### Task data ###
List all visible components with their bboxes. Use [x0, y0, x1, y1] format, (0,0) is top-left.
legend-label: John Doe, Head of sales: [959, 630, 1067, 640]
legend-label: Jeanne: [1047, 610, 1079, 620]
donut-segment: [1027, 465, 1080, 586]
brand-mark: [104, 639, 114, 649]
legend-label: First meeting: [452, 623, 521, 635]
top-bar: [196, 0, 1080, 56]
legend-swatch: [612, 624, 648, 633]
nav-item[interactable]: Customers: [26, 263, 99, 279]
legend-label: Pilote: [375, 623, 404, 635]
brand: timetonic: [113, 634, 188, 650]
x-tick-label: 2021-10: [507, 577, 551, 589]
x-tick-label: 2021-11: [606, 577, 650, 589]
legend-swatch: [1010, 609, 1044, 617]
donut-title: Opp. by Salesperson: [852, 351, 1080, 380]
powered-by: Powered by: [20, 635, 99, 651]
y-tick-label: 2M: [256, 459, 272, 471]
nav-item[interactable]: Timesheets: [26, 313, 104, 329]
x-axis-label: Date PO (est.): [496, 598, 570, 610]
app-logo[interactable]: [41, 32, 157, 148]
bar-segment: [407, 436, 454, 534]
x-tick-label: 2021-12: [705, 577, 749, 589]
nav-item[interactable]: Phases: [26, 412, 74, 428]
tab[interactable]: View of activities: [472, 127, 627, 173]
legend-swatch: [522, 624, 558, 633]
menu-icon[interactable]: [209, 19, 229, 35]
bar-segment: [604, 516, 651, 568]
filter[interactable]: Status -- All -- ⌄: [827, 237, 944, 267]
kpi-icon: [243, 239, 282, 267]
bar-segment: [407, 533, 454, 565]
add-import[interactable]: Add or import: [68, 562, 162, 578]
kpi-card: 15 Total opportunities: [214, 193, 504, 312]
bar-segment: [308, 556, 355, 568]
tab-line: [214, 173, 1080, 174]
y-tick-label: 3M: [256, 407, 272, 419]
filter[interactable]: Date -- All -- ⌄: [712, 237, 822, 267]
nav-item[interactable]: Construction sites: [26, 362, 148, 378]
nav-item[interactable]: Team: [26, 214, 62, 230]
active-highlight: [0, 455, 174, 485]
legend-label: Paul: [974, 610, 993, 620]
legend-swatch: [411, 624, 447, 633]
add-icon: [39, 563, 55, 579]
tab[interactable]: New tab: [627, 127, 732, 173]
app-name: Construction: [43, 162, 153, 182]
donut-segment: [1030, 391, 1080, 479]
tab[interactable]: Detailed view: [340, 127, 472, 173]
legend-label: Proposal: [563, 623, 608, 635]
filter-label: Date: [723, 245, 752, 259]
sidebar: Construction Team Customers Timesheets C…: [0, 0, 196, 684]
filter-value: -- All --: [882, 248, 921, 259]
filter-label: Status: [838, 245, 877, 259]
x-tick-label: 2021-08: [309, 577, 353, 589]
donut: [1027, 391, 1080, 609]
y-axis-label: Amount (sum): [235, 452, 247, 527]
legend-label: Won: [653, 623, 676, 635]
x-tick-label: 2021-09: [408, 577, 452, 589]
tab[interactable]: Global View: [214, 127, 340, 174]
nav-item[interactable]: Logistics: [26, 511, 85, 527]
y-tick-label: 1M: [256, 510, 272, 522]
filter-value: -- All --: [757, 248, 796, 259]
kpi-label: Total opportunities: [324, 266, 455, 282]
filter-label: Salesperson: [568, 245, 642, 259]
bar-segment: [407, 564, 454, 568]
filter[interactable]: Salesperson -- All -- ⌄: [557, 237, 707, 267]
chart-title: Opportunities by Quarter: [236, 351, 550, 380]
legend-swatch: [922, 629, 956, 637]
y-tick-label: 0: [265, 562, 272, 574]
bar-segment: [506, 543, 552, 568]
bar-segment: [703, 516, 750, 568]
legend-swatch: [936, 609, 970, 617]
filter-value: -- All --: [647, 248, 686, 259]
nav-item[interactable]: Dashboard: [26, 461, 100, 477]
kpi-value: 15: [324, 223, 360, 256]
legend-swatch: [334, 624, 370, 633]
###
Task:
Could you write out every line of the data above again, character for character, with nothing changed?

The result:
List all visible components with their bboxes. Use [x0, y0, x1, y1] format, (0,0) is top-left.
legend-label: John Doe, Head of sales: [959, 630, 1067, 640]
legend-label: Jeanne: [1047, 610, 1079, 620]
donut-segment: [1027, 465, 1080, 586]
brand-mark: [104, 639, 114, 649]
legend-label: First meeting: [452, 623, 521, 635]
top-bar: [196, 0, 1080, 56]
legend-swatch: [612, 624, 648, 633]
nav-item[interactable]: Customers: [26, 263, 99, 279]
legend-label: Pilote: [375, 623, 404, 635]
brand: timetonic: [113, 634, 188, 650]
x-tick-label: 2021-10: [507, 577, 551, 589]
x-tick-label: 2021-11: [606, 577, 650, 589]
legend-swatch: [1010, 609, 1044, 617]
donut-title: Opp. by Salesperson: [852, 351, 1080, 380]
powered-by: Powered by: [20, 635, 99, 651]
y-tick-label: 2M: [256, 459, 272, 471]
nav-item[interactable]: Timesheets: [26, 313, 104, 329]
x-axis-label: Date PO (est.): [496, 598, 570, 610]
app-logo[interactable]: [41, 32, 157, 148]
bar-segment: [407, 436, 454, 534]
x-tick-label: 2021-12: [705, 577, 749, 589]
nav-item[interactable]: Phases: [26, 412, 74, 428]
tab[interactable]: View of activities: [472, 127, 627, 173]
legend-swatch: [522, 624, 558, 633]
menu-icon[interactable]: [209, 19, 229, 35]
bar-segment: [604, 516, 651, 568]
filter[interactable]: Status -- All -- ⌄: [827, 237, 944, 267]
kpi-icon: [243, 239, 282, 267]
bar-segment: [407, 533, 454, 565]
add-import[interactable]: Add or import: [68, 562, 162, 578]
kpi-card: 15 Total opportunities: [214, 193, 504, 312]
bar-segment: [308, 556, 355, 568]
tab-line: [214, 173, 1080, 174]
y-tick-label: 3M: [256, 407, 272, 419]
filter[interactable]: Date -- All -- ⌄: [712, 237, 822, 267]
nav-item[interactable]: Construction sites: [26, 362, 148, 378]
nav-item[interactable]: Team: [26, 214, 62, 230]
active-highlight: [0, 455, 174, 485]
legend-label: Paul: [974, 610, 993, 620]
legend-swatch: [411, 624, 447, 633]
add-icon: [39, 563, 55, 579]
tab[interactable]: New tab: [627, 127, 732, 173]
app-name: Construction: [43, 162, 153, 182]
donut-segment: [1030, 391, 1080, 479]
tab[interactable]: Detailed view: [340, 127, 472, 173]
legend-label: Proposal: [563, 623, 608, 635]
filter-label: Date: [723, 245, 752, 259]
sidebar: Construction Team Customers Timesheets C…: [0, 0, 196, 684]
filter-value: -- All --: [882, 248, 921, 259]
filter-label: Status: [838, 245, 877, 259]
x-tick-label: 2021-08: [309, 577, 353, 589]
donut: [1027, 391, 1080, 609]
y-axis-label: Amount (sum): [235, 452, 247, 527]
legend-label: Won: [653, 623, 676, 635]
x-tick-label: 2021-09: [408, 577, 452, 589]
tab[interactable]: Global View: [214, 127, 340, 174]
nav-item[interactable]: Logistics: [26, 511, 85, 527]
y-tick-label: 1M: [256, 510, 272, 522]
filter-value: -- All --: [757, 248, 796, 259]
kpi-label: Total opportunities: [324, 266, 455, 282]
filter-label: Salesperson: [568, 245, 642, 259]
bar-segment: [407, 564, 454, 568]
filter[interactable]: Salesperson -- All -- ⌄: [557, 237, 707, 267]
chart-title: Opportunities by Quarter: [236, 351, 550, 380]
legend-swatch: [922, 629, 956, 637]
y-tick-label: 0: [265, 562, 272, 574]
bar-segment: [506, 543, 552, 568]
bar-segment: [703, 516, 750, 568]
legend-swatch: [936, 609, 970, 617]
filter-value: -- All --: [647, 248, 686, 259]
nav-item[interactable]: Dashboard: [26, 461, 100, 477]
kpi-value: 15: [324, 223, 360, 256]
legend-swatch: [334, 624, 370, 633]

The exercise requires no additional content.